■ TASK DESCRIPTION:
Look for the string "this" in the lines and copy each line that has it.

■ LISTED RECORDS:
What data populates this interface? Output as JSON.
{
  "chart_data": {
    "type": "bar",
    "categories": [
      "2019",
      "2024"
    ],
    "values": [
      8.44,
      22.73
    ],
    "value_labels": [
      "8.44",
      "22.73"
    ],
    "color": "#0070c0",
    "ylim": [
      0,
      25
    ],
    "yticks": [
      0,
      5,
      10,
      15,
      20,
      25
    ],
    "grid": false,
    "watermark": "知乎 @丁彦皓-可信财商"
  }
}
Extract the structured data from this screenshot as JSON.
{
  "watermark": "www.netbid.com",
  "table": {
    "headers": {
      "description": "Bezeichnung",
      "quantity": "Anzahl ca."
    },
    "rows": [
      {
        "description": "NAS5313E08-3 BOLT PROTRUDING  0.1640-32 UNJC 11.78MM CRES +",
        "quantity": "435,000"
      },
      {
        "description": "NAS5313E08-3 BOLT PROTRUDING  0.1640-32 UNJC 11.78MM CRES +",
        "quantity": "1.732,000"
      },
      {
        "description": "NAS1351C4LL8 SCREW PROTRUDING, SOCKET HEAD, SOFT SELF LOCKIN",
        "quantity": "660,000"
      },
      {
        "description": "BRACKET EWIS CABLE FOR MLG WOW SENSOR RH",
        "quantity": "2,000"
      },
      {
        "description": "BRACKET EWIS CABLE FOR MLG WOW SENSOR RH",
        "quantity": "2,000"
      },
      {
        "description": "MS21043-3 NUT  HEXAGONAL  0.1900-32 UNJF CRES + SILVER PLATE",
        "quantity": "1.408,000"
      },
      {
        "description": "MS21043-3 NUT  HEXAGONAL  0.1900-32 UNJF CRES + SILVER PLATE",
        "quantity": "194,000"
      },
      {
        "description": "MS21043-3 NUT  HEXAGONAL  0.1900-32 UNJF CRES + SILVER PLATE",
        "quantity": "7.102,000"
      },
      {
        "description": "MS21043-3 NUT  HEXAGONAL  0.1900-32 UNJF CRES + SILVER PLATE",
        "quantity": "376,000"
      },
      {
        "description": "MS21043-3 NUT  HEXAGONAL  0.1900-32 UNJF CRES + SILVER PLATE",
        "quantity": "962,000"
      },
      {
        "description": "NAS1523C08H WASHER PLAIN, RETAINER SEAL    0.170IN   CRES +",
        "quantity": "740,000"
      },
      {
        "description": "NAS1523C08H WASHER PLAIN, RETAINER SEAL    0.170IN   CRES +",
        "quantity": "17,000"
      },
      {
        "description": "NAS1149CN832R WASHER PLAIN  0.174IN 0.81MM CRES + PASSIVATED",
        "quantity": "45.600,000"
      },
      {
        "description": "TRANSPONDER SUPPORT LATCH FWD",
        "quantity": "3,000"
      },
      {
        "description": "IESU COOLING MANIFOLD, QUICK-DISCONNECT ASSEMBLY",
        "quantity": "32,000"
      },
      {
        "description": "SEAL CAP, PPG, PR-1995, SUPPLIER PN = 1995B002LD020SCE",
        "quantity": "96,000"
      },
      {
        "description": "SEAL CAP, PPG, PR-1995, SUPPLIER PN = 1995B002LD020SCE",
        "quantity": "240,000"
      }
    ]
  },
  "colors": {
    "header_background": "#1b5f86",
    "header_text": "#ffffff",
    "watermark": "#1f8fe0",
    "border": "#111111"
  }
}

■ WRITTEN RESPONSE:
What data populates this interface? Output as JSON.
Extract the structured data from this screenshot as JSON.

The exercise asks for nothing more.